Task requirements
Look for the word "this" in each line and report the count of matching lines, with nothing added.

-*-

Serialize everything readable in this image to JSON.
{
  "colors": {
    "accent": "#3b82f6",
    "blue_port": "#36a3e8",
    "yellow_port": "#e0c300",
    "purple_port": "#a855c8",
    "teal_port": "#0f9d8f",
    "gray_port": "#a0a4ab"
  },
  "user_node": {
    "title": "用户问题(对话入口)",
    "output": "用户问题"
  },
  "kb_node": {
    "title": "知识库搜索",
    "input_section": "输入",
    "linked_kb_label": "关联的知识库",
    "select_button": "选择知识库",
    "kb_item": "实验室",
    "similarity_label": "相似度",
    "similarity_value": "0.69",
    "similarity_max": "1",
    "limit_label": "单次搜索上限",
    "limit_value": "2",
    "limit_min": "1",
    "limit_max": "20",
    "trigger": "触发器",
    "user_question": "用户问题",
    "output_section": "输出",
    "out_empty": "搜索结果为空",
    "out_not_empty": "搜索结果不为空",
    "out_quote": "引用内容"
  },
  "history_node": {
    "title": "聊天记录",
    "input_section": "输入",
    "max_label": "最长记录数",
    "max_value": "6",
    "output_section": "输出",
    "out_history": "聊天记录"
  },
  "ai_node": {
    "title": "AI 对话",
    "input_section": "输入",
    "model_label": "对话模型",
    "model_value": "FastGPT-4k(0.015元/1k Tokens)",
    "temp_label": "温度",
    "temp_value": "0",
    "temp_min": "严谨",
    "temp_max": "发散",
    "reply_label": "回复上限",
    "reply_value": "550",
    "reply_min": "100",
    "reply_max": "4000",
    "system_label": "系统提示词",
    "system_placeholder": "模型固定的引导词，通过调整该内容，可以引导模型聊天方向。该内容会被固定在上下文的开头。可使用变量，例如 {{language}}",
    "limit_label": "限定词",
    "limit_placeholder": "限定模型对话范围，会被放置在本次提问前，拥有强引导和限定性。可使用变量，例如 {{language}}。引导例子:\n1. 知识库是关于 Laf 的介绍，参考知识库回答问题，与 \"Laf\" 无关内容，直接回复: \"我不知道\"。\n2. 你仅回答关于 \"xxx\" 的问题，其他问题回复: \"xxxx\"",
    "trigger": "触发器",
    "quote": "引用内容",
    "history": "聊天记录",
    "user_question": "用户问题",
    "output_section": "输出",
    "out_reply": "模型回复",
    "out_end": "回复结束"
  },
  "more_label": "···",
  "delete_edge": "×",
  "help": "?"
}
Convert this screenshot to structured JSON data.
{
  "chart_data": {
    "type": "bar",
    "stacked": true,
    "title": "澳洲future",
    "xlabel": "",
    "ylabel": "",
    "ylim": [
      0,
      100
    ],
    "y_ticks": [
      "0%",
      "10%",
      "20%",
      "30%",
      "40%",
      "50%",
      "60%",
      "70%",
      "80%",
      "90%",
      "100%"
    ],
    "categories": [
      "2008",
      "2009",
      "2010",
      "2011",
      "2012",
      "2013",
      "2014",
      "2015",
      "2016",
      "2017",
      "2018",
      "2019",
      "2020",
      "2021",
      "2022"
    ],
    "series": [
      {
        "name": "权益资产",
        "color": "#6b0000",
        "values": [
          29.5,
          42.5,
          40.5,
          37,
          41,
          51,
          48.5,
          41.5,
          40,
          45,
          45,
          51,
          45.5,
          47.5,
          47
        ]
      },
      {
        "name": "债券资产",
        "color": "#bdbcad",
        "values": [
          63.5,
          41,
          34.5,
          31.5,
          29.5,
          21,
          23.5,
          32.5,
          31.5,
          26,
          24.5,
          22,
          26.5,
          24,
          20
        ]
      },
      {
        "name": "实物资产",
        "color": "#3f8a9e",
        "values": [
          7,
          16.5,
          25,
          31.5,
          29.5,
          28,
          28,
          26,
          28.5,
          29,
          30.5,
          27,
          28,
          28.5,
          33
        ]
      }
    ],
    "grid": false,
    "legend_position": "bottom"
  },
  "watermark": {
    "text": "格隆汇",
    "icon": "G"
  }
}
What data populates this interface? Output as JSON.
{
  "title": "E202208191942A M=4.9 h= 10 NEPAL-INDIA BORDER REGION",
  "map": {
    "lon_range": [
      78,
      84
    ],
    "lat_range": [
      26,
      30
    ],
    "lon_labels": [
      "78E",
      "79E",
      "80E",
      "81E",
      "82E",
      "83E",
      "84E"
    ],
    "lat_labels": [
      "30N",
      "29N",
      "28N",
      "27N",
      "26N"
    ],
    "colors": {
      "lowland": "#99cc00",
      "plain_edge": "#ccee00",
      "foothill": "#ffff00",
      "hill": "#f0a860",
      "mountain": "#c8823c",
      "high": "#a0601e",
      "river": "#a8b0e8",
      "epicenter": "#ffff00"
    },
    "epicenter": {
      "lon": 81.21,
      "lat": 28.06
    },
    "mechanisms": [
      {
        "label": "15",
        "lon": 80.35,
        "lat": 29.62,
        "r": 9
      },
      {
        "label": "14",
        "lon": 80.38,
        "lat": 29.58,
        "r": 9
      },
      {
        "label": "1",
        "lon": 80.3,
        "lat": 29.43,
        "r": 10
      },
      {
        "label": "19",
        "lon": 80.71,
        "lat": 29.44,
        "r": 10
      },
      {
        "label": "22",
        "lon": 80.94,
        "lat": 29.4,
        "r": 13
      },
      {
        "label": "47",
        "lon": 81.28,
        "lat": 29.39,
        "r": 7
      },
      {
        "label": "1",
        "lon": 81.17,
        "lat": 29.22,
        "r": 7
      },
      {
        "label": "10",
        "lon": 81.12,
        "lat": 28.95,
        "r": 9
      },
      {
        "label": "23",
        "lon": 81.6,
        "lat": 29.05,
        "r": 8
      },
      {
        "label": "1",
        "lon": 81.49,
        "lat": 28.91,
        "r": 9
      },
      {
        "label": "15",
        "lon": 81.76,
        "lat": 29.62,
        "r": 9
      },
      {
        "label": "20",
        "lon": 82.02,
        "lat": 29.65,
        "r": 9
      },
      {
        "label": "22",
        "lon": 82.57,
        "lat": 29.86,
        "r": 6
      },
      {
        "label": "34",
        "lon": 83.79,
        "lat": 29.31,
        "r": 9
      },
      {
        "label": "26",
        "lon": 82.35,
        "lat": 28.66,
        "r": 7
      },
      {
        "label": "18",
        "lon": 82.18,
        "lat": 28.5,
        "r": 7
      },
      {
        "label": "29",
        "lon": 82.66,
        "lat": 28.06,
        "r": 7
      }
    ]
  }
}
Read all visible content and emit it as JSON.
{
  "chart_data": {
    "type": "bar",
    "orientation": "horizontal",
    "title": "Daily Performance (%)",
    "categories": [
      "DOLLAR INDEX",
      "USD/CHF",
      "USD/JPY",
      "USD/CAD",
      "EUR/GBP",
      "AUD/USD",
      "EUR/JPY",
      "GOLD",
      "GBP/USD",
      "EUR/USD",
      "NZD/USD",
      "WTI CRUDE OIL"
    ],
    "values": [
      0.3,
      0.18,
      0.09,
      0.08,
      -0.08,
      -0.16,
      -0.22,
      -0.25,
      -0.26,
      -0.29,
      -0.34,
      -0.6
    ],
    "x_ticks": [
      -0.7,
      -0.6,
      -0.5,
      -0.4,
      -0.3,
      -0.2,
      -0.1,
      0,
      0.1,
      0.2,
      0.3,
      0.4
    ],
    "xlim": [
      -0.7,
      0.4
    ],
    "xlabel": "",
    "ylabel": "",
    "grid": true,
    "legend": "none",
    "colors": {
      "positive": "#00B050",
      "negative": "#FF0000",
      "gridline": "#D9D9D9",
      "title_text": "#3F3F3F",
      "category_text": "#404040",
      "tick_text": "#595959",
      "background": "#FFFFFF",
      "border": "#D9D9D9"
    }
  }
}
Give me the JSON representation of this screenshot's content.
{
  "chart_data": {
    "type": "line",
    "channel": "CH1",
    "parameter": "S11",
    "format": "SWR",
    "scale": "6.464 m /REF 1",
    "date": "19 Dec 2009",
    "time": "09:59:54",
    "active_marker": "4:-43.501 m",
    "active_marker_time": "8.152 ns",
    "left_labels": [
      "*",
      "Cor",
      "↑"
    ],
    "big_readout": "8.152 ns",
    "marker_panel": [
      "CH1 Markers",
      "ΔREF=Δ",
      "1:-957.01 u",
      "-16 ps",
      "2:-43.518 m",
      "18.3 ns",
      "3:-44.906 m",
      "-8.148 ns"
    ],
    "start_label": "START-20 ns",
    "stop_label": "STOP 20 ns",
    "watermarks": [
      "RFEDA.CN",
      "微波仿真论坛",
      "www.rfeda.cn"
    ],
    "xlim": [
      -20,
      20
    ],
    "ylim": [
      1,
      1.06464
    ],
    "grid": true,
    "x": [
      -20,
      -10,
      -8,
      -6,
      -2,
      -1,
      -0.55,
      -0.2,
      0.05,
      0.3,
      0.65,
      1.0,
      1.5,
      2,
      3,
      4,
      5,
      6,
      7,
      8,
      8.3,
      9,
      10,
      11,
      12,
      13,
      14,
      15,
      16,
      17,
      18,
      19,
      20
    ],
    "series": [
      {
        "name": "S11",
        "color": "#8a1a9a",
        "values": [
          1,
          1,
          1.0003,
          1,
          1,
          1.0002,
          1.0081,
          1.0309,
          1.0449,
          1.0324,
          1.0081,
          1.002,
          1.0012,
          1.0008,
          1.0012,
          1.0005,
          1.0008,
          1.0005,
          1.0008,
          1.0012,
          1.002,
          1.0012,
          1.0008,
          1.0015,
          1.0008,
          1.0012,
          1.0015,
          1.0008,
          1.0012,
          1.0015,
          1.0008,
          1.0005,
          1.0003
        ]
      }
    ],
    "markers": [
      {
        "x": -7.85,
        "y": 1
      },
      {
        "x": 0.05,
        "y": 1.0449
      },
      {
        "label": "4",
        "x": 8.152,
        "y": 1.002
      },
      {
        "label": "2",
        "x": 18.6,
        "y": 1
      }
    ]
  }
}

-*-

Answer to the task
4